> **LISTING**:
* Start *

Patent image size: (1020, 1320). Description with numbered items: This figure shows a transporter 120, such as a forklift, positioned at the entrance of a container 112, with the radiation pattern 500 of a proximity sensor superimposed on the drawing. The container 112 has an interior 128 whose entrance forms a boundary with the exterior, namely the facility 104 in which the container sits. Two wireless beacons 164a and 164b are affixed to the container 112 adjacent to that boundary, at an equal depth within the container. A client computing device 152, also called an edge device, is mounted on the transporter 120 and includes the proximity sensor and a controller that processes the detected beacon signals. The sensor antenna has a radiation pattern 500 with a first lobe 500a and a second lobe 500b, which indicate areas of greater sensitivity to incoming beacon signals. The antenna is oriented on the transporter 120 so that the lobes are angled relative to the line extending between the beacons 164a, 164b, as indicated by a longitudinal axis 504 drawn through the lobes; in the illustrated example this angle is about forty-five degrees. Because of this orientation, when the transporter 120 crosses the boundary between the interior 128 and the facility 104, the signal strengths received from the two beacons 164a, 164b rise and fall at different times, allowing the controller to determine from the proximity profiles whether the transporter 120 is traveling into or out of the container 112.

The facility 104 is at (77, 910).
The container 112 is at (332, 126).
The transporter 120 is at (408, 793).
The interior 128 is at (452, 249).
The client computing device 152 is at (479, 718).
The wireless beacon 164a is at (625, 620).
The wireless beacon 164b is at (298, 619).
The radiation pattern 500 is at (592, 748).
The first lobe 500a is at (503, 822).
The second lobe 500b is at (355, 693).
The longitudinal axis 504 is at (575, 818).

* End *
* Start *

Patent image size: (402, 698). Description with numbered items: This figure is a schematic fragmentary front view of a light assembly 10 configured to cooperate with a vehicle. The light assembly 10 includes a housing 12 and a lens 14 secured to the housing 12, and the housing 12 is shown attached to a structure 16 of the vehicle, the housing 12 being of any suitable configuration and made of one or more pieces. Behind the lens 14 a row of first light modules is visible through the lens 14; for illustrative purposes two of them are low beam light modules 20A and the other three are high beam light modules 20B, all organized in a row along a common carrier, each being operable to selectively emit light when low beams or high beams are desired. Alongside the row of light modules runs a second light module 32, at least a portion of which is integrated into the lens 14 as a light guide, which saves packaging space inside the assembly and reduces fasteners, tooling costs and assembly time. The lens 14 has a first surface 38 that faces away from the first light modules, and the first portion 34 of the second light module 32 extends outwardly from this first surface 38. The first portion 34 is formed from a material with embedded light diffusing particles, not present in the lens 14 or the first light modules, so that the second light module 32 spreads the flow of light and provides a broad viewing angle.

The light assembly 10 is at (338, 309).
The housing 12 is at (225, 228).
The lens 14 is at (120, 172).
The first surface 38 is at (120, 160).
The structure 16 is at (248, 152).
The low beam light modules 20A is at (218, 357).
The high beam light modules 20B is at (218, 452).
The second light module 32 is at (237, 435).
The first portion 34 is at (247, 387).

* End *
* Start *

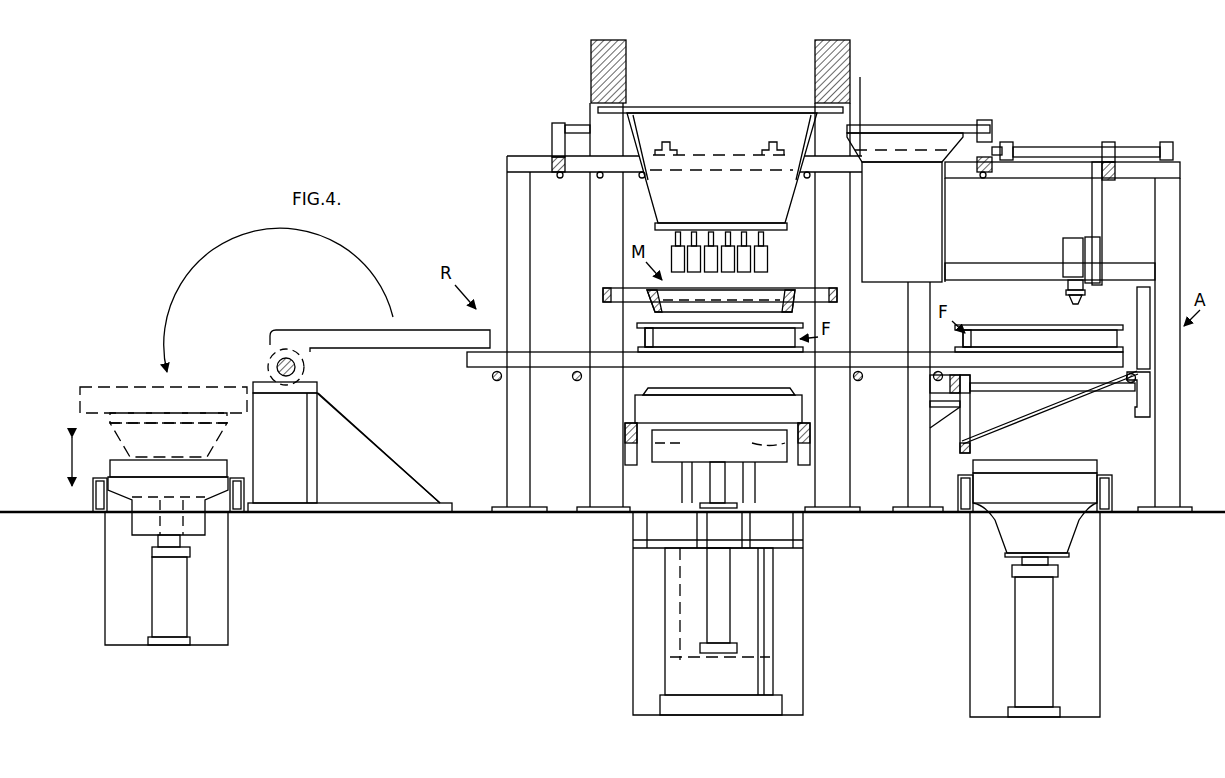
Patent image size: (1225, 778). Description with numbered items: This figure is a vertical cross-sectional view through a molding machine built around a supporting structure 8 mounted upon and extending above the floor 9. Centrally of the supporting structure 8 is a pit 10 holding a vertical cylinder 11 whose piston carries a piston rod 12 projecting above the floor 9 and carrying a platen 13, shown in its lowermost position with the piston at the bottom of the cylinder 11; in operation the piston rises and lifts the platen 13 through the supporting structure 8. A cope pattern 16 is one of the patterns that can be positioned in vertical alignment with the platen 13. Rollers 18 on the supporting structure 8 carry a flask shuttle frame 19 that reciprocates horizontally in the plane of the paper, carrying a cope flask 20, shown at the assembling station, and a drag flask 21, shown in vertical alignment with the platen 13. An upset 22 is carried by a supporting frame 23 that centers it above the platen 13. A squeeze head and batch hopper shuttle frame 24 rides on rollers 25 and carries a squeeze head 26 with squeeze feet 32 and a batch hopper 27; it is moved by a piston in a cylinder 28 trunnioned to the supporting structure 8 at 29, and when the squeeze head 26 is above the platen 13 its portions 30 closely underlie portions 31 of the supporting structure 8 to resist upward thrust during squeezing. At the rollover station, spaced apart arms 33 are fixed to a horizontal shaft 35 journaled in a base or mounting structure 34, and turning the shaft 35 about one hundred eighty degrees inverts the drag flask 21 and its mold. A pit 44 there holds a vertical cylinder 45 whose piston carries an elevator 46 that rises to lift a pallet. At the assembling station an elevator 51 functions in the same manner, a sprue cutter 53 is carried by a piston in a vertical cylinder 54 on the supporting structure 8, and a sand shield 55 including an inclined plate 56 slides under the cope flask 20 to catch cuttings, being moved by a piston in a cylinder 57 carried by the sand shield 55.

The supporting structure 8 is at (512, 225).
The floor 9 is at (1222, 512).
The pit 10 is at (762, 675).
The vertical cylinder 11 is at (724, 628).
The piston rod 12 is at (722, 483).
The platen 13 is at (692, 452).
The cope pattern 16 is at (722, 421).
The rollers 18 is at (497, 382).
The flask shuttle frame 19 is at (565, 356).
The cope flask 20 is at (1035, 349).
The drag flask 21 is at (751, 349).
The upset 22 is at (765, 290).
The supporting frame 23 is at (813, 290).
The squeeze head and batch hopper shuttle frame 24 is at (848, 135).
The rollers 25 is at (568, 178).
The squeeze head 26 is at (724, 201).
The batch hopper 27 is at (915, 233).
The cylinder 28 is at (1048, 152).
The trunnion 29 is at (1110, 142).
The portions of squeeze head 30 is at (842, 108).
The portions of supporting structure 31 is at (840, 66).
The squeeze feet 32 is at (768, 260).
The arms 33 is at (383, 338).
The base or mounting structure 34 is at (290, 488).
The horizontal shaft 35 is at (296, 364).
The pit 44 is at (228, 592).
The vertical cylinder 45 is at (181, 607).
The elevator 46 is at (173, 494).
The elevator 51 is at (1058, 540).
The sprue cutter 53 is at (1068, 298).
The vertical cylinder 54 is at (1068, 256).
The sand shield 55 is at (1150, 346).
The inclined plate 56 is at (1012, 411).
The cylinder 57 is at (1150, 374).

* End *

> **OBJECTIVE**:
Locate every line in the material above that contains the string "modules", matching case exactly, and copy each of those lines in full.

> **CORRECT OUTPUT**:
Patent image size: (402, 698). Description with numbered items: This figure is a schematic fragmentary front view of a light assembly 10 configured to cooperate with a vehicle. The light assembly 10 includes a housing 12 and a lens 14 secured to the housing 12, and the housing 12 is shown attached to a structure 16 of the vehicle, the housing 12 being of any suitable configuration and made of one or more pieces. Behind the lens 14 a row of first light modules is visible through the lens 14; for illustrative purposes two of them are low beam light modules 20A and the other three are high beam light modules 20B, all organized in a row along a common carrier, each being operable to selectively emit light when low beams or high beams are desired. Alongside the row of light modules runs a second light module 32, at least a portion of which is integrated into the lens 14 as a light guide, which saves packaging space inside the assembly and reduces fasteners, tooling costs and assembly time. The lens 14 has a first surface 38 that faces away from the first light modules, and the first portion 34 of the second light module 32 extends outwardly from this first surface 38. The first portion 34 is formed from a material with embedded light diffusing particles, not present in the lens 14 or the first light modules, so that the second light module 32 spreads the flow of light and provides a broad viewing angle.
The low beam light modules 20A is at (218, 357).
The high beam light modules 20B is at (218, 452).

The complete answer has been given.